-- START Given records --

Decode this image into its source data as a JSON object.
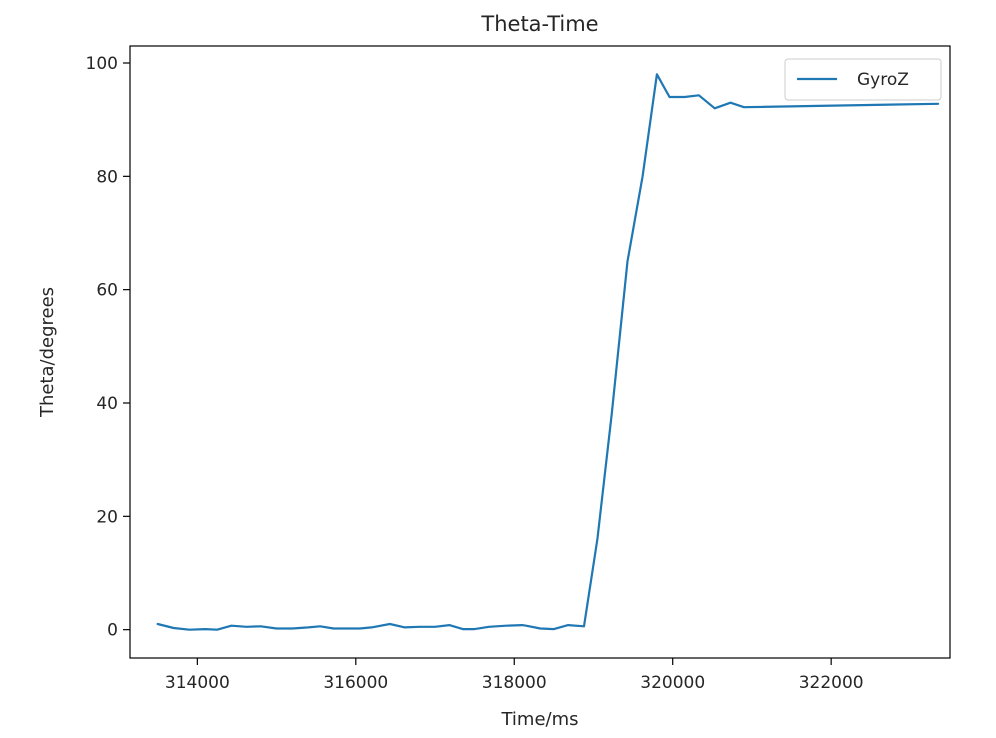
{
  "chart_data": {
    "type": "line",
    "title": "Theta-Time",
    "xlabel": "Time/ms",
    "ylabel": "Theta/degrees",
    "xlim": [
      313150,
      323500
    ],
    "ylim": [
      -5,
      103
    ],
    "xticks": [
      314000,
      316000,
      318000,
      320000,
      322000
    ],
    "xtick_labels": [
      "314000",
      "316000",
      "318000",
      "320000",
      "322000"
    ],
    "yticks": [
      0,
      20,
      40,
      60,
      80,
      100
    ],
    "ytick_labels": [
      "0",
      "20",
      "40",
      "60",
      "80",
      "100"
    ],
    "grid": false,
    "legend_position": "top-right",
    "colors": {
      "series": "#1f77b4",
      "axes": "#000000",
      "background": "#ffffff"
    },
    "series": [
      {
        "name": "GyroZ",
        "x": [
          313500,
          313700,
          313900,
          314100,
          314250,
          314430,
          314620,
          314800,
          315000,
          315200,
          315400,
          315550,
          315720,
          315900,
          316050,
          316200,
          316430,
          316620,
          316800,
          317000,
          317180,
          317350,
          317500,
          317680,
          317900,
          318100,
          318150,
          318330,
          318500,
          318680,
          318880,
          319050,
          319230,
          319430,
          319620,
          319800,
          319960,
          320150,
          320330,
          320530,
          320730,
          320900,
          323350
        ],
        "y": [
          1.0,
          0.3,
          0.0,
          0.1,
          0.0,
          0.7,
          0.5,
          0.6,
          0.2,
          0.2,
          0.4,
          0.6,
          0.2,
          0.2,
          0.2,
          0.4,
          1.0,
          0.4,
          0.5,
          0.5,
          0.8,
          0.1,
          0.1,
          0.5,
          0.7,
          0.8,
          0.7,
          0.2,
          0.1,
          0.8,
          0.6,
          16.0,
          38.0,
          65.0,
          80.0,
          98.0,
          94.0,
          94.0,
          94.3,
          92.0,
          93.0,
          92.2,
          92.8
        ]
      }
    ]
  }
}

-- END Given records --

Omit the pictures and restate the rest of the records verbatim.

» **Solution for this problem**
Decode this image into its source data as a JSON object.
{
  "chart_data": {
    "type": "line",
    "title": "Theta-Time",
    "xlabel": "Time/ms",
    "ylabel": "Theta/degrees",
    "xlim": [
      313150,
      323500
    ],
    "ylim": [
      -5,
      103
    ],
    "xticks": [
      314000,
      316000,
      318000,
      320000,
      322000
    ],
    "xtick_labels": [
      "314000",
      "316000",
      "318000",
      "320000",
      "322000"
    ],
    "yticks": [
      0,
      20,
      40,
      60,
      80,
      100
    ],
    "ytick_labels": [
      "0",
      "20",
      "40",
      "60",
      "80",
      "100"
    ],
    "grid": false,
    "legend_position": "top-right",
    "colors": {
      "series": "#1f77b4",
      "axes": "#000000",
      "background": "#ffffff"
    },
    "series": [
      {
        "name": "GyroZ",
        "x": [
          313500,
          313700,
          313900,
          314100,
          314250,
          314430,
          314620,
          314800,
          315000,
          315200,
          315400,
          315550,
          315720,
          315900,
          316050,
          316200,
          316430,
          316620,
          316800,
          317000,
          317180,
          317350,
          317500,
          317680,
          317900,
          318100,
          318150,
          318330,
          318500,
          318680,
          318880,
          319050,
          319230,
          319430,
          319620,
          319800,
          319960,
          320150,
          320330,
          320530,
          320730,
          320900,
          323350
        ],
        "y": [
          1.0,
          0.3,
          0.0,
          0.1,
          0.0,
          0.7,
          0.5,
          0.6,
          0.2,
          0.2,
          0.4,
          0.6,
          0.2,
          0.2,
          0.2,
          0.4,
          1.0,
          0.4,
          0.5,
          0.5,
          0.8,
          0.1,
          0.1,
          0.5,
          0.7,
          0.8,
          0.7,
          0.2,
          0.1,
          0.8,
          0.6,
          16.0,
          38.0,
          65.0,
          80.0,
          98.0,
          94.0,
          94.0,
          94.3,
          92.0,
          93.0,
          92.2,
          92.8
        ]
      }
    ]
  }
}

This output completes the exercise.